Stored data
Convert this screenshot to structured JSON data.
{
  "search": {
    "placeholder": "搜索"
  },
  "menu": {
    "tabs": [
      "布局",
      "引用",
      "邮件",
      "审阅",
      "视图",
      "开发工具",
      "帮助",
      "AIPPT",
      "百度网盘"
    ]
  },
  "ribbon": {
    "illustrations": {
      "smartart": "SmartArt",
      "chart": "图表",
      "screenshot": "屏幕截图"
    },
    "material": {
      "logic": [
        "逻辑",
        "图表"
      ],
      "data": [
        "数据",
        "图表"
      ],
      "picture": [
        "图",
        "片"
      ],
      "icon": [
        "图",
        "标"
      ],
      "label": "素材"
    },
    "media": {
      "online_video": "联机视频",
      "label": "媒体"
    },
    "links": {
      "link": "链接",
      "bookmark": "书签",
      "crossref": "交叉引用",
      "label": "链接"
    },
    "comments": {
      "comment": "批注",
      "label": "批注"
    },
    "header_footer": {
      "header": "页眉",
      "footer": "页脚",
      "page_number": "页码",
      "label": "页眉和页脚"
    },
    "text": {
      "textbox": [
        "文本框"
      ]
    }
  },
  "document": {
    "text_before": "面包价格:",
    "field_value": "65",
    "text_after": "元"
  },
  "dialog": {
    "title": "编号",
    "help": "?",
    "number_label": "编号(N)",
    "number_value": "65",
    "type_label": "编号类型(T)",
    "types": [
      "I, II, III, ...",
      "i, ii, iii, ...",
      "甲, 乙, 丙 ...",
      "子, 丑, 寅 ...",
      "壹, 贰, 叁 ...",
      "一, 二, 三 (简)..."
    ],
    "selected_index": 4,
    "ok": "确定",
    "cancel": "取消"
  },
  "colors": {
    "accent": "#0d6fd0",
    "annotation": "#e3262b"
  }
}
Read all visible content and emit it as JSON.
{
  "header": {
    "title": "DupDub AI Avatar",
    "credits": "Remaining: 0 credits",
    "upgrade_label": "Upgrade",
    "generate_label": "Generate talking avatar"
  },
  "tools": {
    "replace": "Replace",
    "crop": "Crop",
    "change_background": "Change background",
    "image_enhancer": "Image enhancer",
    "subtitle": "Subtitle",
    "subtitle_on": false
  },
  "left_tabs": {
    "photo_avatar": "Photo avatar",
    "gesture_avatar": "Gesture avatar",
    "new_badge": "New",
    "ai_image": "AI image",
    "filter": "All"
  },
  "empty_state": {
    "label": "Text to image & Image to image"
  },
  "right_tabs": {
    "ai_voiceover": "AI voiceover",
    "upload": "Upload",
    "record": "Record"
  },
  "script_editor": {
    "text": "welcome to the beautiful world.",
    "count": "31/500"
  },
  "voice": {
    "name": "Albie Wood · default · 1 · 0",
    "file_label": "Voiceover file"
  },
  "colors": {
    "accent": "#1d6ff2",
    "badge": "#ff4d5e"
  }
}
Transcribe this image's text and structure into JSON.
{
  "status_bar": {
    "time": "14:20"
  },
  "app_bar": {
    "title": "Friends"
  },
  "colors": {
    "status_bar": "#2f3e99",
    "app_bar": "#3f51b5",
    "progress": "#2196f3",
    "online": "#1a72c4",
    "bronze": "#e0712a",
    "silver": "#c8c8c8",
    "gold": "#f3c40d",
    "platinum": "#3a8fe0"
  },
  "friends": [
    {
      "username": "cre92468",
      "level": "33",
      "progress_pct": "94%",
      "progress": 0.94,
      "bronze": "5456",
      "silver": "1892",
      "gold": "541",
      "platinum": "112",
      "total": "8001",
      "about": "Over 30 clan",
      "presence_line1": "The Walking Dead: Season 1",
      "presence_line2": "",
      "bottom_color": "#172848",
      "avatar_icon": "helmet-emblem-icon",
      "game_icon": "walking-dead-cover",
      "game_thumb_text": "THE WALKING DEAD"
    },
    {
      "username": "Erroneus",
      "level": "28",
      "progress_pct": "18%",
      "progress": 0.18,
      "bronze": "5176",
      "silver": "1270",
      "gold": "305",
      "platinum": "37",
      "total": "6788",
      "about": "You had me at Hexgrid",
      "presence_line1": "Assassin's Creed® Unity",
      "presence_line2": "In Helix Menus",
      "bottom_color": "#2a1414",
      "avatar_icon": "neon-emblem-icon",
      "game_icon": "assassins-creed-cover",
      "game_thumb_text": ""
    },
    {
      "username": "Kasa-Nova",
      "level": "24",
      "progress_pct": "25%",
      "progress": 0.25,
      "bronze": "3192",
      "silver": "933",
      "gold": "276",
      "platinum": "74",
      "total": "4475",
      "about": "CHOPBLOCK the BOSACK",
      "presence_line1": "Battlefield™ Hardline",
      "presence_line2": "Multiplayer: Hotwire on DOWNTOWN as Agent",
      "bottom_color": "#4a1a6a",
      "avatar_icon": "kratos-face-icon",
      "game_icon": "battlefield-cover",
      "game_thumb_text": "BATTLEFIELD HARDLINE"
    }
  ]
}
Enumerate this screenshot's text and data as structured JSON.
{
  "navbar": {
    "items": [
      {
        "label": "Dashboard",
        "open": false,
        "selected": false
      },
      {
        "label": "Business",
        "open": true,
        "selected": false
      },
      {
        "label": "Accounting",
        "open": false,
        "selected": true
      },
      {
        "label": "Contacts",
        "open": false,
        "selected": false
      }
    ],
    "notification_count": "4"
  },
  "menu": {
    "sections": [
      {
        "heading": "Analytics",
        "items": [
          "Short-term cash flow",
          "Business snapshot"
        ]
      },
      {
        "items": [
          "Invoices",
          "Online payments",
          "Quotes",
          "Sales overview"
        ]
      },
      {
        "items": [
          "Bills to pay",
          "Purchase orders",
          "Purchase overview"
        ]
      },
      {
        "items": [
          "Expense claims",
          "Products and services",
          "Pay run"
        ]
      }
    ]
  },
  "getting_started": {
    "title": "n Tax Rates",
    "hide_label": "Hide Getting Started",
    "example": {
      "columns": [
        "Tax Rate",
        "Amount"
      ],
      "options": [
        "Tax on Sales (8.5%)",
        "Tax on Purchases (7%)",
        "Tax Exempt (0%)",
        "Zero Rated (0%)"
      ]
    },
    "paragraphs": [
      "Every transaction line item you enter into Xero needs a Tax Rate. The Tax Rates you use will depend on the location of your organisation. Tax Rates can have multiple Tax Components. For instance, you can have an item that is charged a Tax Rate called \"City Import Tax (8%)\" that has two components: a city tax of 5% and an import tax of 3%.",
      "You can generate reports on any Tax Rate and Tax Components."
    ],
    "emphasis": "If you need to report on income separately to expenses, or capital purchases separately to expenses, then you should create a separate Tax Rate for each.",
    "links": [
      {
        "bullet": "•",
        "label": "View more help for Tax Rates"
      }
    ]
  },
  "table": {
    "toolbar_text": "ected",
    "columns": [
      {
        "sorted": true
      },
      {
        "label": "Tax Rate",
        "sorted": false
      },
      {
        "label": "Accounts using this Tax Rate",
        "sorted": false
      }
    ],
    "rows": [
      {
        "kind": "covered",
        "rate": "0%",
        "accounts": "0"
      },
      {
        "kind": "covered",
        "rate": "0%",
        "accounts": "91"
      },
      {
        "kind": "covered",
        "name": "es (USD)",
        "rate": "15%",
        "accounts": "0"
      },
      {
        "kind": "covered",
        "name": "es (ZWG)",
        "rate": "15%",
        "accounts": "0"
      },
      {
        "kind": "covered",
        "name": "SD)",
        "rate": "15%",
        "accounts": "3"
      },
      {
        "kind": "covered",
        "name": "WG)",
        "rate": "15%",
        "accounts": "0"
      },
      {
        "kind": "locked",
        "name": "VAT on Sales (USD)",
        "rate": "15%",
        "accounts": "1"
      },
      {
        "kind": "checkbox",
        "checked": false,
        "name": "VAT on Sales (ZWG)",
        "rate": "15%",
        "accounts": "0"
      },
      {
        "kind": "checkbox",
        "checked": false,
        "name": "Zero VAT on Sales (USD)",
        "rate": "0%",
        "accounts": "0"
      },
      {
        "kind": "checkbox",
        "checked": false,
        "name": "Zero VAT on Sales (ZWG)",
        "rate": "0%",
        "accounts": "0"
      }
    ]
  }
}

▸ **Stated problem**
Sift through the entries and copy every line with "silver".

▸ **Task answer**
    "silver": "#c8c8c8",
      "silver": "1892",
      "silver": "1270",
      "silver": "933",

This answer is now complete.